Figure record extracts »
= = = = = = =

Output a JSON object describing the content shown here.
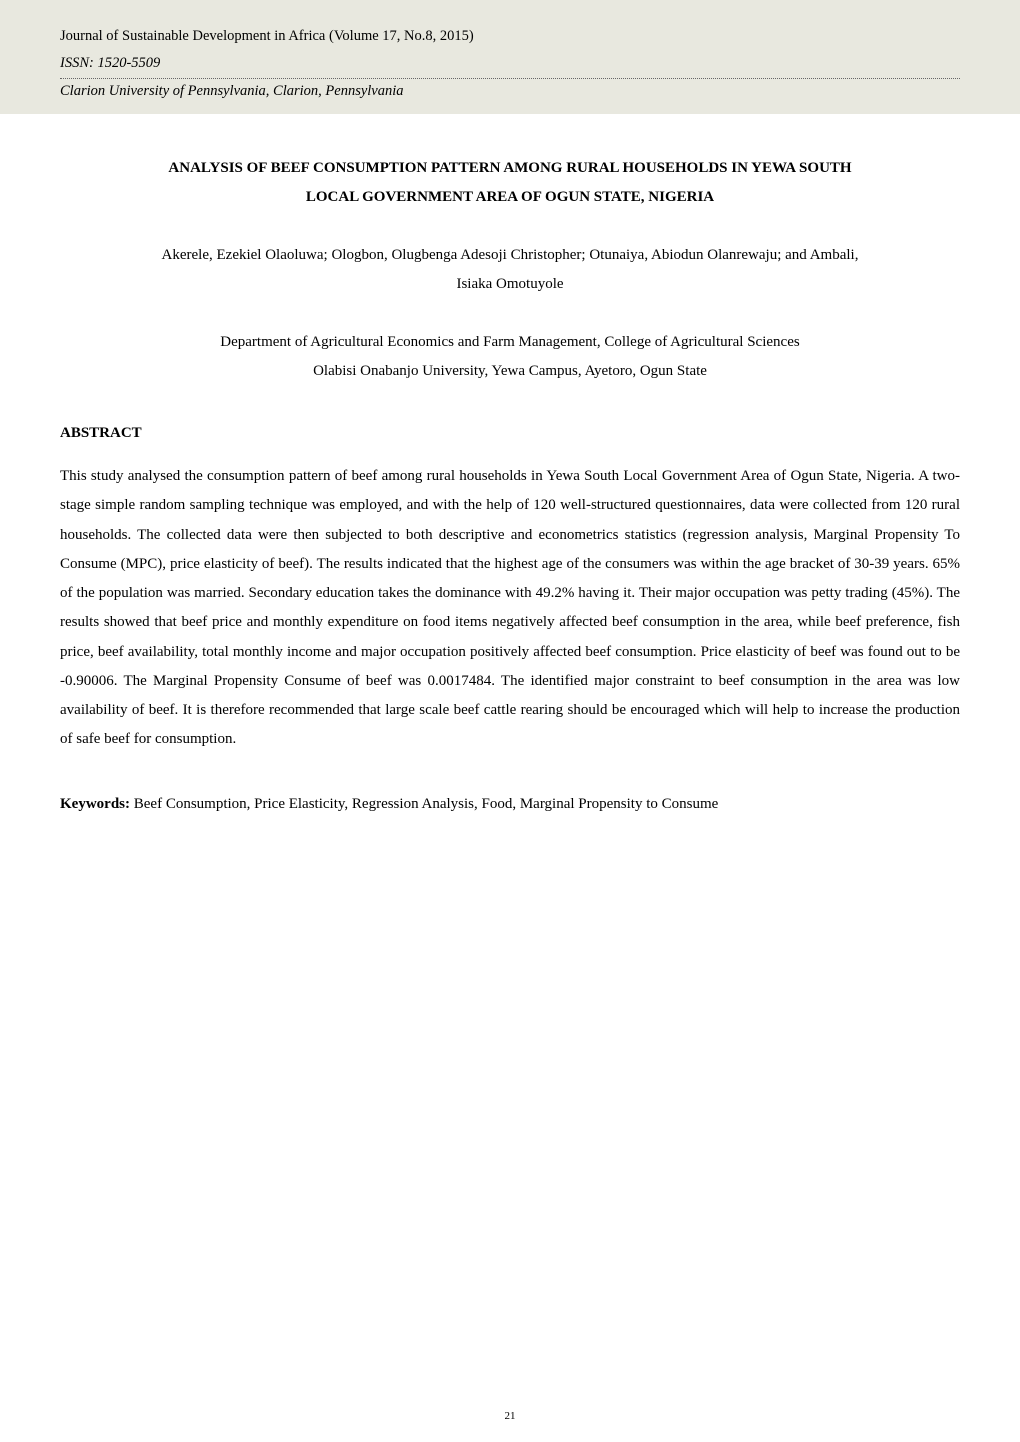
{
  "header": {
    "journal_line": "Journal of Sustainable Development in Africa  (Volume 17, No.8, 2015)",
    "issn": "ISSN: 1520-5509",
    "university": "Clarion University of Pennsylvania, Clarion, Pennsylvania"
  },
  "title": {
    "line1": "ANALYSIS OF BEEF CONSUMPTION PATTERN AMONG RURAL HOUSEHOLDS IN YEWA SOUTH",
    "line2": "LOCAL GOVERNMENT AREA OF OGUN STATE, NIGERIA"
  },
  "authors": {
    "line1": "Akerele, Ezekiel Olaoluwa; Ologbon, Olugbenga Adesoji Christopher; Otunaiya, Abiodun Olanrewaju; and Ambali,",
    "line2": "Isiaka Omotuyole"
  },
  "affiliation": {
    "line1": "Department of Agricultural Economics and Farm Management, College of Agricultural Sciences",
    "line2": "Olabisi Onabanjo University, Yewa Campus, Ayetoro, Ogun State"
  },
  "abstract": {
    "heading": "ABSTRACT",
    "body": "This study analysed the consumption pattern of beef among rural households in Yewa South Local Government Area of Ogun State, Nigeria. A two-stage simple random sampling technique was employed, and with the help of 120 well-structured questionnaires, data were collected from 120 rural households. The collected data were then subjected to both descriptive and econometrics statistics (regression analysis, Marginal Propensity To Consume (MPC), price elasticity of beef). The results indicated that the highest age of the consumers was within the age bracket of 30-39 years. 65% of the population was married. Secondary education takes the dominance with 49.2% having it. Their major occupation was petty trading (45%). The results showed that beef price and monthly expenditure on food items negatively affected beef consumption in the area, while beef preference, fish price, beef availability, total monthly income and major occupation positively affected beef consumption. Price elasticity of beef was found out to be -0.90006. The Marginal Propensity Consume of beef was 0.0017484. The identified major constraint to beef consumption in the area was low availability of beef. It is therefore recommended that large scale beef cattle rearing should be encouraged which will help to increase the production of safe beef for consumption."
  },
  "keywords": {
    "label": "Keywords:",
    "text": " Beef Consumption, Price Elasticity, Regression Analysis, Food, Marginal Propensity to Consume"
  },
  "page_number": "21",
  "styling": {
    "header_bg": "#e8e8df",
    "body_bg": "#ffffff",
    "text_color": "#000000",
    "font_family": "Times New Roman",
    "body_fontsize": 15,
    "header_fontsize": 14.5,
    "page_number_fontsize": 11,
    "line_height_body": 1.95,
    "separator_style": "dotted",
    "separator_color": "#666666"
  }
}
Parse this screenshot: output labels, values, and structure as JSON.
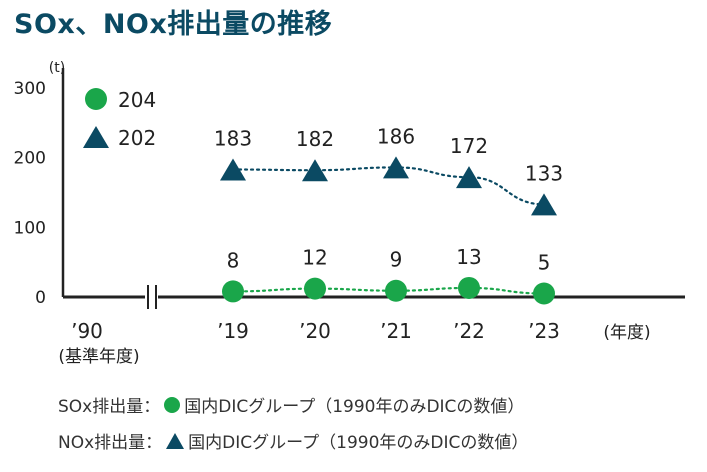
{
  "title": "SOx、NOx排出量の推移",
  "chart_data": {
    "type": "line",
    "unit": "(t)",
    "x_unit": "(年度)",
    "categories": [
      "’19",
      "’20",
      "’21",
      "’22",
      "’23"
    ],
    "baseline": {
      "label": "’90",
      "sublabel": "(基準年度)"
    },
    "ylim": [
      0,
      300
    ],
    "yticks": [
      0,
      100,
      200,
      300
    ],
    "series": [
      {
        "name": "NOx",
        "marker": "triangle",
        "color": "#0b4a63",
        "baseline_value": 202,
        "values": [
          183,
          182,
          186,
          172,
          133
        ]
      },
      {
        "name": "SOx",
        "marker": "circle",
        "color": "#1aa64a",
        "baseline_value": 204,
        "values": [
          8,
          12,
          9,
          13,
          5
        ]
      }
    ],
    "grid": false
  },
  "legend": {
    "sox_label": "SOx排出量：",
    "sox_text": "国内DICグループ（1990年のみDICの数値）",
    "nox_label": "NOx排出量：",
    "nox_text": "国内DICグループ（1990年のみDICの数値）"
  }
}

= = = = = = =

SET TASK » Copy out all the records exactly, excluding pictures.

THE REPLY »
Output a JSON object describing the content shown here.
{
  "header": {
    "journal_line": "Journal of Sustainable Development in Africa  (Volume 17, No.8, 2015)",
    "issn": "ISSN: 1520-5509",
    "university": "Clarion University of Pennsylvania, Clarion, Pennsylvania"
  },
  "title": {
    "line1": "ANALYSIS OF BEEF CONSUMPTION PATTERN AMONG RURAL HOUSEHOLDS IN YEWA SOUTH",
    "line2": "LOCAL GOVERNMENT AREA OF OGUN STATE, NIGERIA"
  },
  "authors": {
    "line1": "Akerele, Ezekiel Olaoluwa; Ologbon, Olugbenga Adesoji Christopher; Otunaiya, Abiodun Olanrewaju; and Ambali,",
    "line2": "Isiaka Omotuyole"
  },
  "affiliation": {
    "line1": "Department of Agricultural Economics and Farm Management, College of Agricultural Sciences",
    "line2": "Olabisi Onabanjo University, Yewa Campus, Ayetoro, Ogun State"
  },
  "abstract": {
    "heading": "ABSTRACT",
    "body": "This study analysed the consumption pattern of beef among rural households in Yewa South Local Government Area of Ogun State, Nigeria. A two-stage simple random sampling technique was employed, and with the help of 120 well-structured questionnaires, data were collected from 120 rural households. The collected data were then subjected to both descriptive and econometrics statistics (regression analysis, Marginal Propensity To Consume (MPC), price elasticity of beef). The results indicated that the highest age of the consumers was within the age bracket of 30-39 years. 65% of the population was married. Secondary education takes the dominance with 49.2% having it. Their major occupation was petty trading (45%). The results showed that beef price and monthly expenditure on food items negatively affected beef consumption in the area, while beef preference, fish price, beef availability, total monthly income and major occupation positively affected beef consumption. Price elasticity of beef was found out to be -0.90006. The Marginal Propensity Consume of beef was 0.0017484. The identified major constraint to beef consumption in the area was low availability of beef. It is therefore recommended that large scale beef cattle rearing should be encouraged which will help to increase the production of safe beef for consumption."
  },
  "keywords": {
    "label": "Keywords:",
    "text": " Beef Consumption, Price Elasticity, Regression Analysis, Food, Marginal Propensity to Consume"
  },
  "page_number": "21",
  "styling": {
    "header_bg": "#e8e8df",
    "body_bg": "#ffffff",
    "text_color": "#000000",
    "font_family": "Times New Roman",
    "body_fontsize": 15,
    "header_fontsize": 14.5,
    "page_number_fontsize": 11,
    "line_height_body": 1.95,
    "separator_style": "dotted",
    "separator_color": "#666666"
  }
}
Parse this screenshot: output labels, values, and structure as JSON.
{
  "title": "SOx、NOx排出量の推移",
  "chart_data": {
    "type": "line",
    "unit": "(t)",
    "x_unit": "(年度)",
    "categories": [
      "’19",
      "’20",
      "’21",
      "’22",
      "’23"
    ],
    "baseline": {
      "label": "’90",
      "sublabel": "(基準年度)"
    },
    "ylim": [
      0,
      300
    ],
    "yticks": [
      0,
      100,
      200,
      300
    ],
    "series": [
      {
        "name": "NOx",
        "marker": "triangle",
        "color": "#0b4a63",
        "baseline_value": 202,
        "values": [
          183,
          182,
          186,
          172,
          133
        ]
      },
      {
        "name": "SOx",
        "marker": "circle",
        "color": "#1aa64a",
        "baseline_value": 204,
        "values": [
          8,
          12,
          9,
          13,
          5
        ]
      }
    ],
    "grid": false
  },
  "legend": {
    "sox_label": "SOx排出量：",
    "sox_text": "国内DICグループ（1990年のみDICの数値）",
    "nox_label": "NOx排出量：",
    "nox_text": "国内DICグループ（1990年のみDICの数値）"
  }
}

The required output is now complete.